[Excerpt from a dataset]
● ● ● ● ● ● ●

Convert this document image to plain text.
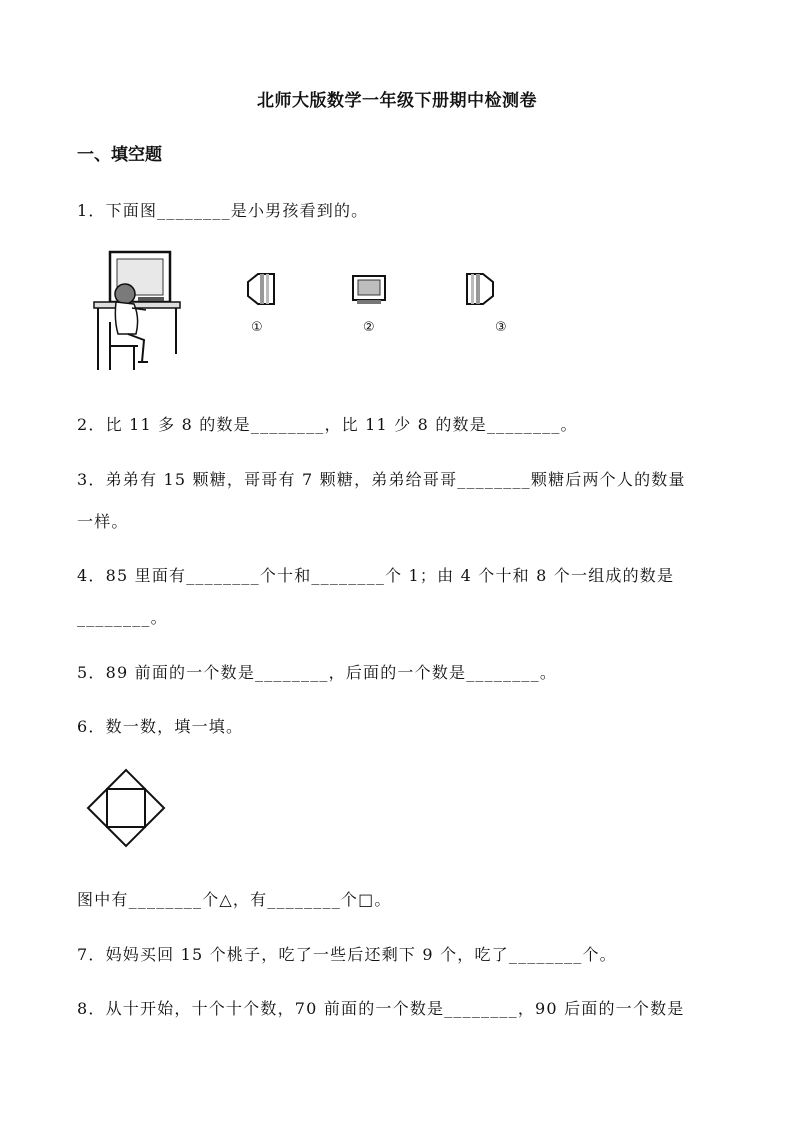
北师大版数学一年级下册期中检测卷
一、填空题
1．下面图________是小男孩看到的。
①	②	③
2．比 11 多 8 的数是________，比 11 少 8 的数是________。
3．弟弟有 15 颗糖，哥哥有 7 颗糖，弟弟给哥哥________颗糖后两个人的数量
一样。
4．85 里面有________个十和________个 1；由 4 个十和 8 个一组成的数是
________。
5．89 前面的一个数是________，后面的一个数是________。
6．数一数，填一填。
图中有________个△，有________个□。
7．妈妈买回 15 个桃子，吃了一些后还剩下 9 个，吃了________个。
8．从十开始，十个十个数，70 前面的一个数是________，90 后面的一个数是
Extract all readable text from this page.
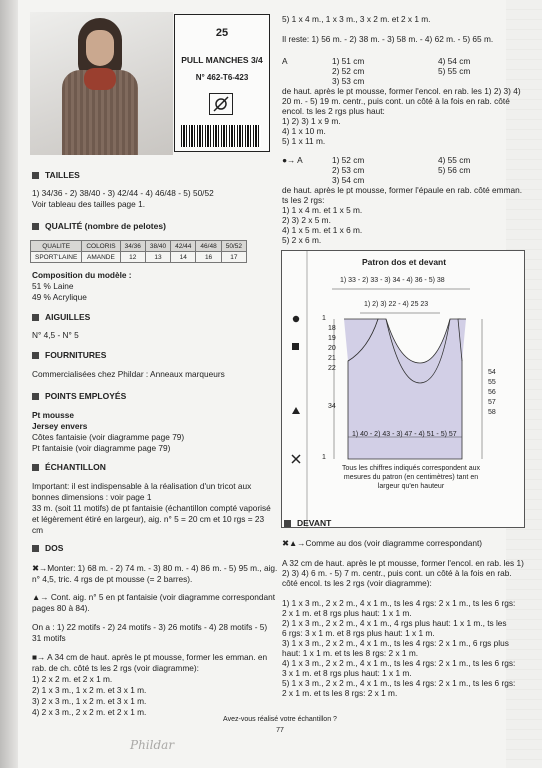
25
PULL MANCHES 3/4
N° 462-T6-423
TAILLES
1) 34/36 - 2) 38/40 - 3) 42/44 - 4) 46/48 - 5) 50/52
Voir tableau des tailles page 1.
QUALITÉ (nombre de pelotes)
QUALITE	COLORIS	34/36	38/40	42/44	46/48	50/52
SPORT'LAINE	AMANDE	12	13	14	16	17
Composition du modèle :
51 % Laine
49 % Acrylique
AIGUILLES
N° 4,5 - N° 5
FOURNITURES
Commercialisées chez Phildar : Anneaux marqueurs
POINTS EMPLOYÉS
Pt mousse
Jersey envers
Côtes fantaisie (voir diagramme page 79)
Pt fantaisie (voir diagramme page 79)
ÉCHANTILLON
Important: il est indispensable à la réalisation d'un tricot aux
bonnes dimensions : voir page 1
33 m. (soit 11 motifs) de pt fantaisie (échantillon compté vaporisé
et légèrement étiré en largeur), aig. n° 5 = 20 cm et 10 rgs = 23
cm
DOS
✖→Monter: 1) 68 m. - 2) 74 m. - 3) 80 m. - 4) 86 m. - 5) 95 m., aig.
n° 4,5, tric. 4 rgs de pt mousse (= 2 barres).
▲→ Cont. aig. n° 5 en pt fantaisie (voir diagramme correspondant
pages 80 à 84).
On a : 1) 22 motifs - 2) 24 motifs - 3) 26 motifs - 4) 28 motifs - 5)
31 motifs
■→ A 34 cm de haut. après le pt mousse, former les emman. en
rab. de ch. côté ts les 2 rgs (voir diagramme):
1) 2 x 2 m. et 2 x 1 m.
2) 1 x 3 m., 1 x 2 m. et 3 x 1 m.
3) 2 x 3 m., 1 x 2 m. et 3 x 1 m.
4) 2 x 3 m., 2 x 2 m. et 2 x 1 m.
5) 1 x 4 m., 1 x 3 m., 3 x 2 m. et 2 x 1 m.
Il reste: 1) 56 m. - 2) 38 m. - 3) 58 m. - 4) 62 m. - 5) 65 m.
A	1) 51 cm
2) 52 cm
3) 53 cm
4) 54 cm
5) 55 cm
de haut. après le pt mousse, former l'encol. en rab. les 1) 2) 3) 4)
20 m. - 5) 19 m. centr., puis cont. un côté à la fois en rab. côté
encol. ts les 2 rgs plus haut:
1) 2) 3) 1 x 9 m.
4) 1 x 10 m.
5) 1 x 11 m.
●→ A	1) 52 cm
2) 53 cm
3) 54 cm
4) 55 cm
5) 56 cm
de haut. après le pt mousse, former l'épaule en rab. côté emman.
ts les 2 rgs:
1) 1 x 4 m. et 1 x 5 m.
2) 3) 2 x 5 m.
4) 1 x 5 m. et 1 x 6 m.
5) 2 x 6 m.
Patron dos et devant
1) 33 - 2) 33 - 3) 34 - 4) 36 - 5) 38
1) 2) 3) 22 - 4) 25 23
1
18
19
20
21
22
54
55
56
57
58
34
1) 40 - 2) 43 - 3) 47 - 4) 51 - 5) 57
1
Tous les chiffres indiqués correspondent aux
mesures du patron (en centimètres) tant en
largeur qu'en hauteur
DEVANT
✖▲→Comme au dos (voir diagramme correspondant)
A 32 cm de haut. après le pt mousse, former l'encol. en rab. les 1)
2) 3) 4) 6 m. - 5) 7 m. centr., puis cont. un côté à la fois en rab.
côté encol. ts les 2 rgs (voir diagramme):
1) 1 x 3 m., 2 x 2 m., 4 x 1 m., ts les 4 rgs: 2 x 1 m., ts les 6 rgs:
2 x 1 m. et 8 rgs plus haut: 1 x 1 m.
2) 1 x 3 m., 2 x 2 m., 4 x 1 m., 4 rgs plus haut: 1 x 1 m., ts les
6 rgs: 3 x 1 m. et 8 rgs plus haut: 1 x 1 m.
3) 1 x 3 m., 2 x 2 m., 4 x 1 m., ts les 4 rgs: 2 x 1 m., 6 rgs plus
haut: 1 x 1 m. et ts les 8 rgs: 2 x 1 m.
4) 1 x 3 m., 2 x 2 m., 4 x 1 m., ts les 4 rgs: 2 x 1 m., ts les 6 rgs:
3 x 1 m. et 8 rgs plus haut: 1 x 1 m.
5) 1 x 3 m., 2 x 2 m., 4 x 1 m., ts les 4 rgs: 2 x 1 m., ts les 6 rgs:
2 x 1 m. et ts les 8 rgs: 2 x 1 m.
Avez-vous réalisé votre échantillon ?
77
Phildar
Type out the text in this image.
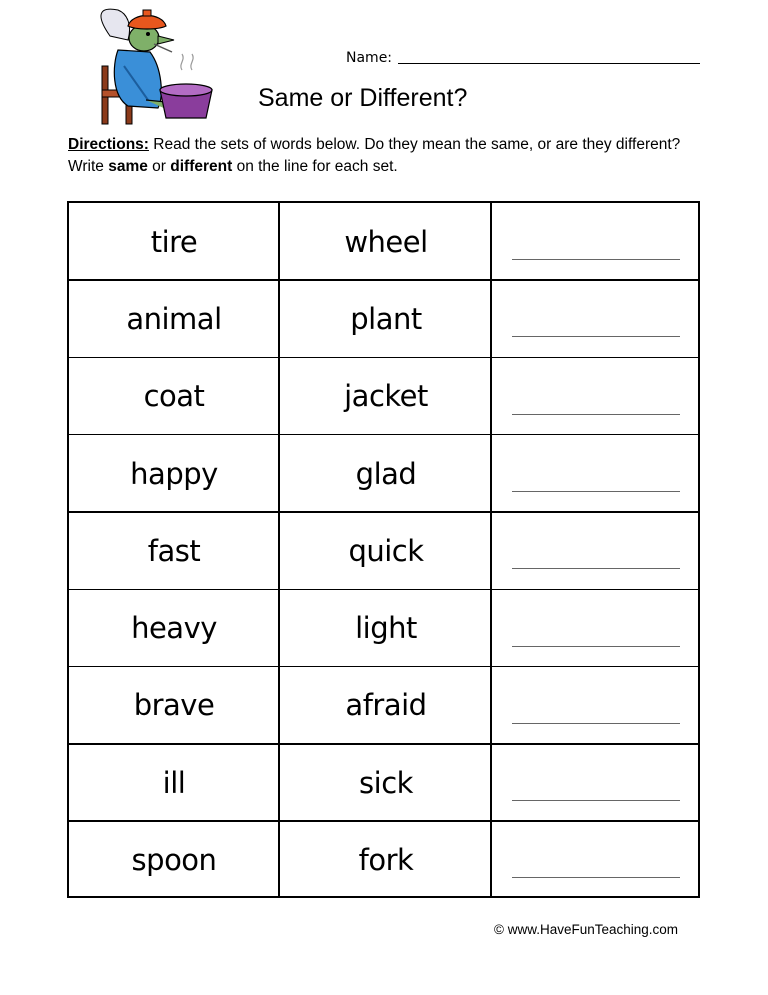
Name:
Same or Different?

Directions: Read the sets of words below. Do they mean the same, or are they different? Write same or different on the line for each set.

tire	wheel
animal	plant
coat	jacket
happy	glad
fast	quick
heavy	light
brave	afraid
ill	sick
spoon	fork
© www.HaveFunTeaching.com
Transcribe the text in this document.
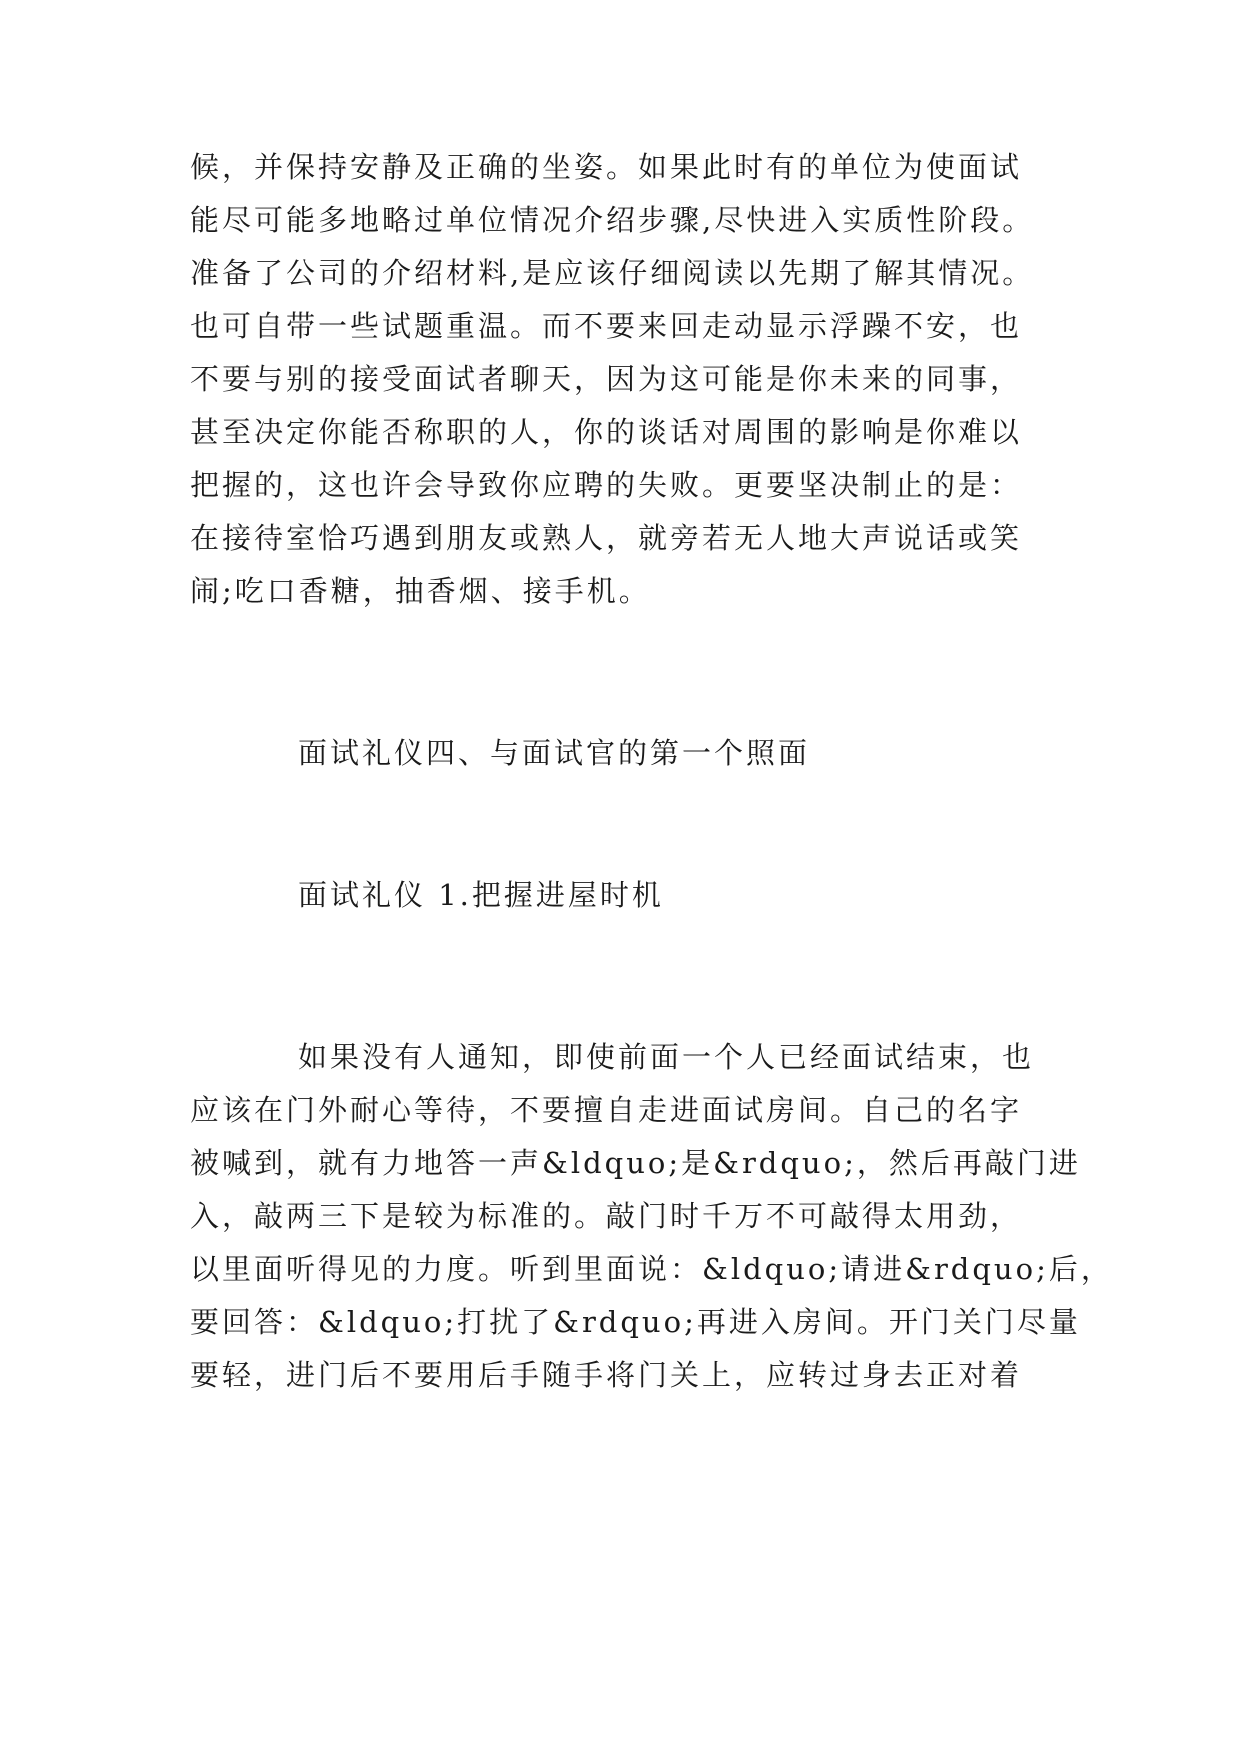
候，并保持安静及正确的坐姿。如果此时有的单位为使面试
能尽可能多地略过单位情况介绍步骤,尽快进入实质性阶段。
准备了公司的介绍材料,是应该仔细阅读以先期了解其情况。
也可自带一些试题重温。而不要来回走动显示浮躁不安，也
不要与别的接受面试者聊天，因为这可能是你未来的同事，
甚至决定你能否称职的人，你的谈话对周围的影响是你难以
把握的，这也许会导致你应聘的失败。更要坚决制止的是：
在接待室恰巧遇到朋友或熟人，就旁若无人地大声说话或笑
闹;吃口香糖，抽香烟、接手机。
面试礼仪四、与面试官的第一个照面
面试礼仪 1.把握进屋时机
如果没有人通知，即使前面一个人已经面试结束，也
应该在门外耐心等待，不要擅自走进面试房间。自己的名字
被喊到，就有力地答一声&ldquo;是&rdquo;，然后再敲门进
入，敲两三下是较为标准的。敲门时千万不可敲得太用劲，
以里面听得见的力度。听到里面说：&ldquo;请进&rdquo;后，
要回答：&ldquo;打扰了&rdquo;再进入房间。开门关门尽量
要轻，进门后不要用后手随手将门关上，应转过身去正对着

● ● ● ● ● ● ●

* EXERCISE AIM
Reproduce exactly, and only, the lines from the one containing "Type out the text in this image." through the last line of the records above, both included, leaving out any pictures.

* CORRECT ANSWER
Type out the text in this image.
Name:
Same or Different?

Directions: Read the sets of words below. Do they mean the same, or are they different? Write same or different on the line for each set.

tire	wheel
animal	plant
coat	jacket
happy	glad
fast	quick
heavy	light
brave	afraid
ill	sick
spoon	fork
© www.HaveFunTeaching.com
Transcribe the text in this document.
候，并保持安静及正确的坐姿。如果此时有的单位为使面试
能尽可能多地略过单位情况介绍步骤,尽快进入实质性阶段。
准备了公司的介绍材料,是应该仔细阅读以先期了解其情况。
也可自带一些试题重温。而不要来回走动显示浮躁不安，也
不要与别的接受面试者聊天，因为这可能是你未来的同事，
甚至决定你能否称职的人，你的谈话对周围的影响是你难以
把握的，这也许会导致你应聘的失败。更要坚决制止的是：
在接待室恰巧遇到朋友或熟人，就旁若无人地大声说话或笑
闹;吃口香糖，抽香烟、接手机。
面试礼仪四、与面试官的第一个照面
面试礼仪 1.把握进屋时机
如果没有人通知，即使前面一个人已经面试结束，也
应该在门外耐心等待，不要擅自走进面试房间。自己的名字
被喊到，就有力地答一声&ldquo;是&rdquo;，然后再敲门进
入，敲两三下是较为标准的。敲门时千万不可敲得太用劲，
以里面听得见的力度。听到里面说：&ldquo;请进&rdquo;后，
要回答：&ldquo;打扰了&rdquo;再进入房间。开门关门尽量
要轻，进门后不要用后手随手将门关上，应转过身去正对着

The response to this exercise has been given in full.